● **Aufgabenstellung**
Wie geht der Text über die Postleitzahl 47559 unten nach seinem letzten Satz weiter? Liefere eine Fortsetzung, die dort anschließt.

Über die Postleitzahl 47559
Direkt an der Grenze zu den Niederlanden bei Nijmegen liegt die Gemeinde Kranenburg im Kreis Kleve, die mit ihren Ortsteilen Frasselt, Mehr, Niel, Nütterden, Schottheide, Wyler und Zyfflich fast diese gesamte Postleitzahl bildet. Die Klever Grafen legten den Ort im 13. Jahrhundert planmäßig an; eine Burg ist ab 1270 belegt, 1294 erhielt Kranenburg das Stadtrecht. Ein 1308 dort aufgefundenes, als wundertätig verehrtes Kreuz machte Kranenburg zu einem vielbesuchten Wallfahrtsort, bevor spätere Stadtbrände und Hochwasser den früheren Wohlstand wieder schmälerten.

● **Vorliegende Daten**
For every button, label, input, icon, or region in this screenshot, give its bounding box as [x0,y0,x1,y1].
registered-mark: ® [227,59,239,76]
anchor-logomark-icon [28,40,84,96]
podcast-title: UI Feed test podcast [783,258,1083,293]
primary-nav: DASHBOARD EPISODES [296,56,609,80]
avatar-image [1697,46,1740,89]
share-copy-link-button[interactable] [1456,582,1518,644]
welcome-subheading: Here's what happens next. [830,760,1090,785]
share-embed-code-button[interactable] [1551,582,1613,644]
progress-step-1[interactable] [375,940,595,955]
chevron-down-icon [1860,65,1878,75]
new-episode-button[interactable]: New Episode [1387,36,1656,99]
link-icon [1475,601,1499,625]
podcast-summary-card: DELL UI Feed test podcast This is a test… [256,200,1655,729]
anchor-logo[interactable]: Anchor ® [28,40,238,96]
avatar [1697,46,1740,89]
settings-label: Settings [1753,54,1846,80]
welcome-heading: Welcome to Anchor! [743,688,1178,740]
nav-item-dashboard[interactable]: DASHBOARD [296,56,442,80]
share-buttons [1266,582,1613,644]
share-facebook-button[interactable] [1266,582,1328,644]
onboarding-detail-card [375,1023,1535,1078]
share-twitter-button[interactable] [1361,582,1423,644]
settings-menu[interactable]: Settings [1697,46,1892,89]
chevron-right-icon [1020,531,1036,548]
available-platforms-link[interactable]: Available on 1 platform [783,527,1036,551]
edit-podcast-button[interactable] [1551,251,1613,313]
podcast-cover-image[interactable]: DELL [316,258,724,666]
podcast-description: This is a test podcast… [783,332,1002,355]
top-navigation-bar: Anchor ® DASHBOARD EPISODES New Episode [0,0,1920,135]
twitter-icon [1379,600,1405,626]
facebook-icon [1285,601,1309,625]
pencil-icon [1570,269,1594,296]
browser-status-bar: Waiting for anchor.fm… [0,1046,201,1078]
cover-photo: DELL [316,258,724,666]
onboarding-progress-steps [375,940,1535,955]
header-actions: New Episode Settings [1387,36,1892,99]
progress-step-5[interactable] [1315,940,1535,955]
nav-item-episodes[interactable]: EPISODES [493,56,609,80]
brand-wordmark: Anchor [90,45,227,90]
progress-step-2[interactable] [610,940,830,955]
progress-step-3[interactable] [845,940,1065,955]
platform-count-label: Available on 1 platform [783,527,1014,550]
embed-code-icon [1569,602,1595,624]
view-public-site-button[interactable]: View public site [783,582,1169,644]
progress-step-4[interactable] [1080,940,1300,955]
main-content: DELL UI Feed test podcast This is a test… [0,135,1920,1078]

● **Lösung**
Der Ortsteil Zyfflich, nur wenige Kilometer von Nimwegen entfernt, hat einen erheblichen Anteil niederländischer Bewohner und geht auf ein zwischen 1002 und 1021 von Graf Balderich von Drenthe gegründetes Kanonikerstift zurück. Wyler wurde bereits in römischer Zeit besiedelt, wie Grabfunde aus dem 7. und frühen 8. Jahrhundert aus einer Kiesgrube am Wylerberg zeigen. Nütterden, der bevölkerungsreichste der Kranenburger Ortsteile, wird schon 721 in einer Schenkungsurkunde erwähnt.
Die Postleitzahl erstreckt sich über 76,6 km² mit 10.836 Einwohnerinnen und Einwohnern, das ergibt 142 je Quadratkilometer. Weite Bereiche der Gemeinde sind bis heute kaum besiedelt: nach Süden hin schließt sich der Reichswald an, nach Norden die flache Rheinniederung der Düffel.